### Recorded information

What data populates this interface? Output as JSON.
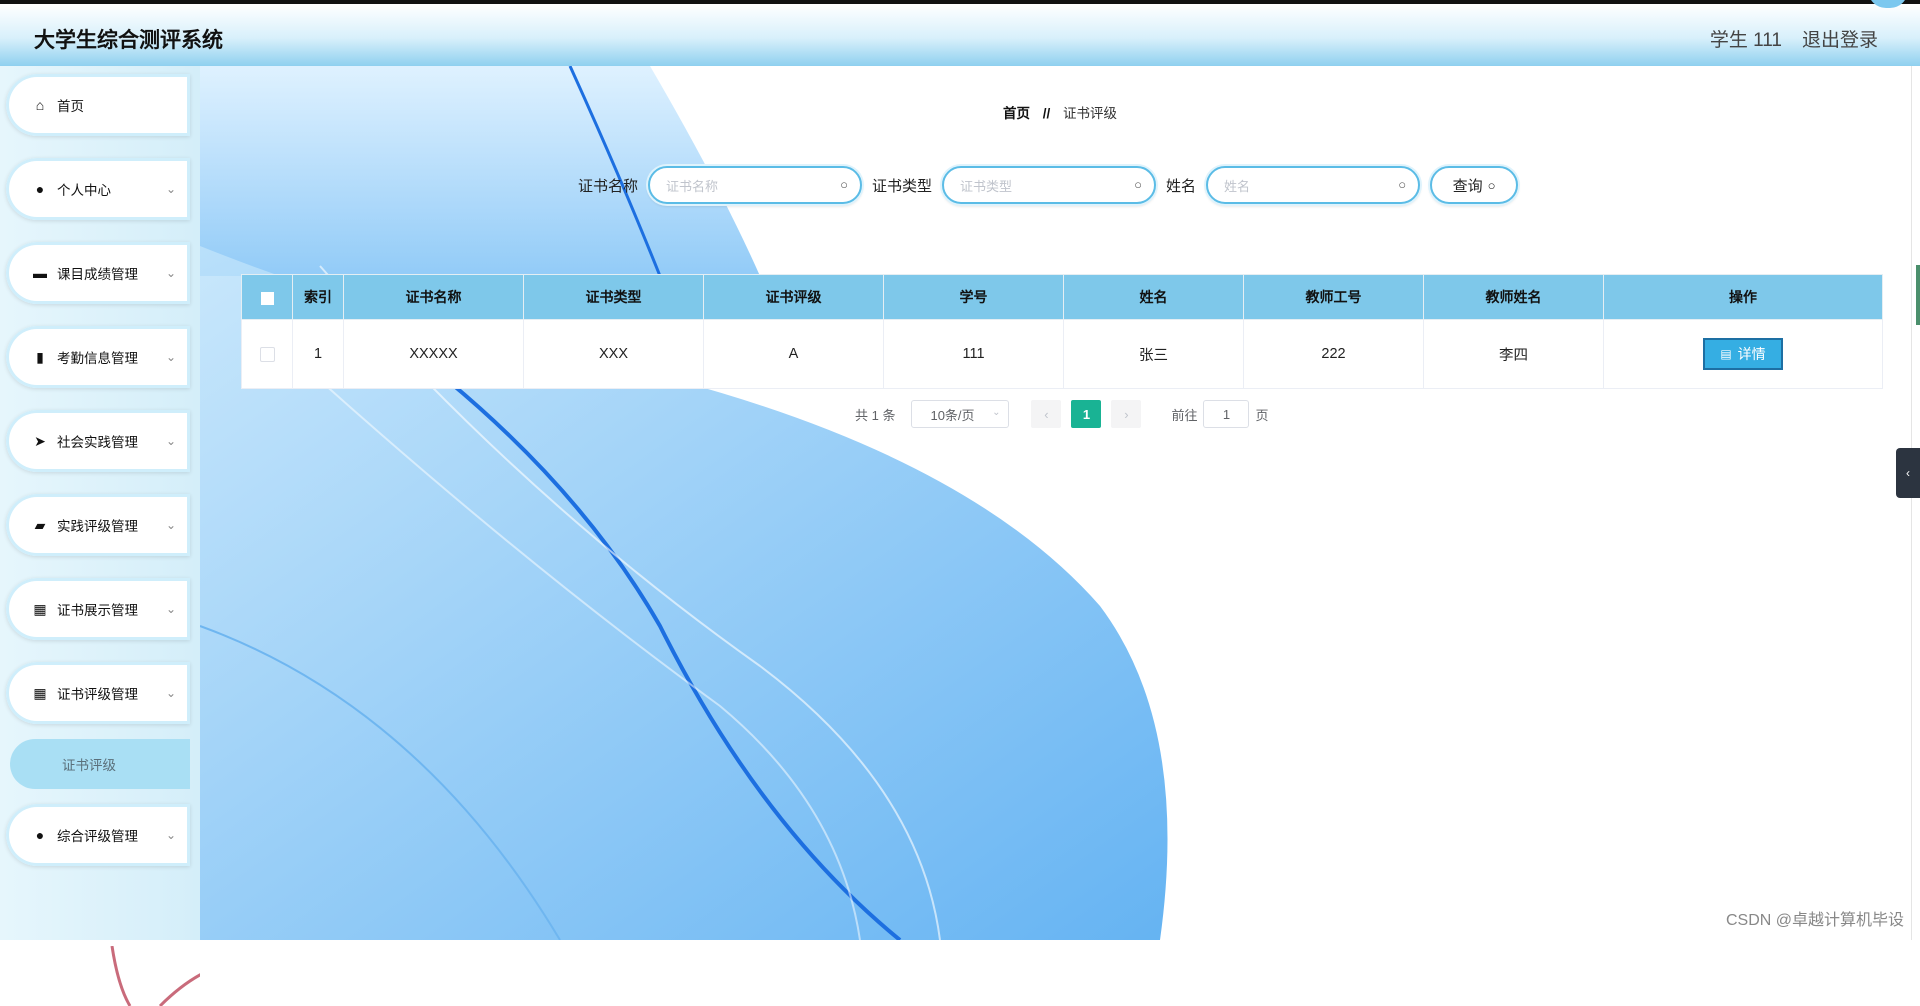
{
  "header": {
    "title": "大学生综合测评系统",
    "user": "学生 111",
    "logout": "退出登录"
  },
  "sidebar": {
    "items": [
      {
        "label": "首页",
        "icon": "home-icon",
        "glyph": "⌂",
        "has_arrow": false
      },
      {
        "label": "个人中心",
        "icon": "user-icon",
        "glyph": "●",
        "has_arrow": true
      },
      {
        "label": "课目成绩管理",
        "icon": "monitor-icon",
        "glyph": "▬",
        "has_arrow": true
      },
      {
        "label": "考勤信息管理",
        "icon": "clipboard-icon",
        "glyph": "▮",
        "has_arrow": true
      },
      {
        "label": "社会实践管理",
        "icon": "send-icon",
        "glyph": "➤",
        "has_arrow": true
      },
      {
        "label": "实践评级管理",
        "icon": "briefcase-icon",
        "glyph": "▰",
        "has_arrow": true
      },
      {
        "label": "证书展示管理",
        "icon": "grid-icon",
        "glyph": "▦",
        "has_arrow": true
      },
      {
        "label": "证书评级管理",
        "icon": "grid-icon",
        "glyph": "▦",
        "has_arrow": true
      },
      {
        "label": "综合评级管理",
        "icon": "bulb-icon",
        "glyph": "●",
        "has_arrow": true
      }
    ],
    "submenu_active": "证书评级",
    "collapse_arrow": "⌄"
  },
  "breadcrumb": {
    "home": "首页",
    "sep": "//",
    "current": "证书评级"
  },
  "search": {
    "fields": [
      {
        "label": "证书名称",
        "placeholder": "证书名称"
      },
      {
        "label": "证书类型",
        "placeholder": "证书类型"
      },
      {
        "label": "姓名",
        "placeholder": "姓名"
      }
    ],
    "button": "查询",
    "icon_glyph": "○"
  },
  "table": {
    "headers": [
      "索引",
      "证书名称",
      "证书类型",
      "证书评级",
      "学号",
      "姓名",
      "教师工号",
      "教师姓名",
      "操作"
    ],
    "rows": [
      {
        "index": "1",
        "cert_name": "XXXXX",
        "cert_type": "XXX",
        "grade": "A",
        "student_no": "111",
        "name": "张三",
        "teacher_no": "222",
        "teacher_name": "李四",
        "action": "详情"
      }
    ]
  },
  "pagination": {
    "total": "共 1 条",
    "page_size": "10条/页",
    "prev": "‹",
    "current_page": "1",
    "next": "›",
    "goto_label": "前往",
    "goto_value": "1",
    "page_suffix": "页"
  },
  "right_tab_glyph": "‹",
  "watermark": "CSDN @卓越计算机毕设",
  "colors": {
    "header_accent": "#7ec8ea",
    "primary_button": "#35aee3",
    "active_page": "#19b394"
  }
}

### Instructions for the task
Write out the full listing verbatim, excluding its pictures.

### Completed exercise
What data populates this interface? Output as JSON.
{
  "header": {
    "title": "大学生综合测评系统",
    "user": "学生 111",
    "logout": "退出登录"
  },
  "sidebar": {
    "items": [
      {
        "label": "首页",
        "icon": "home-icon",
        "glyph": "⌂",
        "has_arrow": false
      },
      {
        "label": "个人中心",
        "icon": "user-icon",
        "glyph": "●",
        "has_arrow": true
      },
      {
        "label": "课目成绩管理",
        "icon": "monitor-icon",
        "glyph": "▬",
        "has_arrow": true
      },
      {
        "label": "考勤信息管理",
        "icon": "clipboard-icon",
        "glyph": "▮",
        "has_arrow": true
      },
      {
        "label": "社会实践管理",
        "icon": "send-icon",
        "glyph": "➤",
        "has_arrow": true
      },
      {
        "label": "实践评级管理",
        "icon": "briefcase-icon",
        "glyph": "▰",
        "has_arrow": true
      },
      {
        "label": "证书展示管理",
        "icon": "grid-icon",
        "glyph": "▦",
        "has_arrow": true
      },
      {
        "label": "证书评级管理",
        "icon": "grid-icon",
        "glyph": "▦",
        "has_arrow": true
      },
      {
        "label": "综合评级管理",
        "icon": "bulb-icon",
        "glyph": "●",
        "has_arrow": true
      }
    ],
    "submenu_active": "证书评级",
    "collapse_arrow": "⌄"
  },
  "breadcrumb": {
    "home": "首页",
    "sep": "//",
    "current": "证书评级"
  },
  "search": {
    "fields": [
      {
        "label": "证书名称",
        "placeholder": "证书名称"
      },
      {
        "label": "证书类型",
        "placeholder": "证书类型"
      },
      {
        "label": "姓名",
        "placeholder": "姓名"
      }
    ],
    "button": "查询",
    "icon_glyph": "○"
  },
  "table": {
    "headers": [
      "索引",
      "证书名称",
      "证书类型",
      "证书评级",
      "学号",
      "姓名",
      "教师工号",
      "教师姓名",
      "操作"
    ],
    "rows": [
      {
        "index": "1",
        "cert_name": "XXXXX",
        "cert_type": "XXX",
        "grade": "A",
        "student_no": "111",
        "name": "张三",
        "teacher_no": "222",
        "teacher_name": "李四",
        "action": "详情"
      }
    ]
  },
  "pagination": {
    "total": "共 1 条",
    "page_size": "10条/页",
    "prev": "‹",
    "current_page": "1",
    "next": "›",
    "goto_label": "前往",
    "goto_value": "1",
    "page_suffix": "页"
  },
  "right_tab_glyph": "‹",
  "watermark": "CSDN @卓越计算机毕设",
  "colors": {
    "header_accent": "#7ec8ea",
    "primary_button": "#35aee3",
    "active_page": "#19b394"
  }
}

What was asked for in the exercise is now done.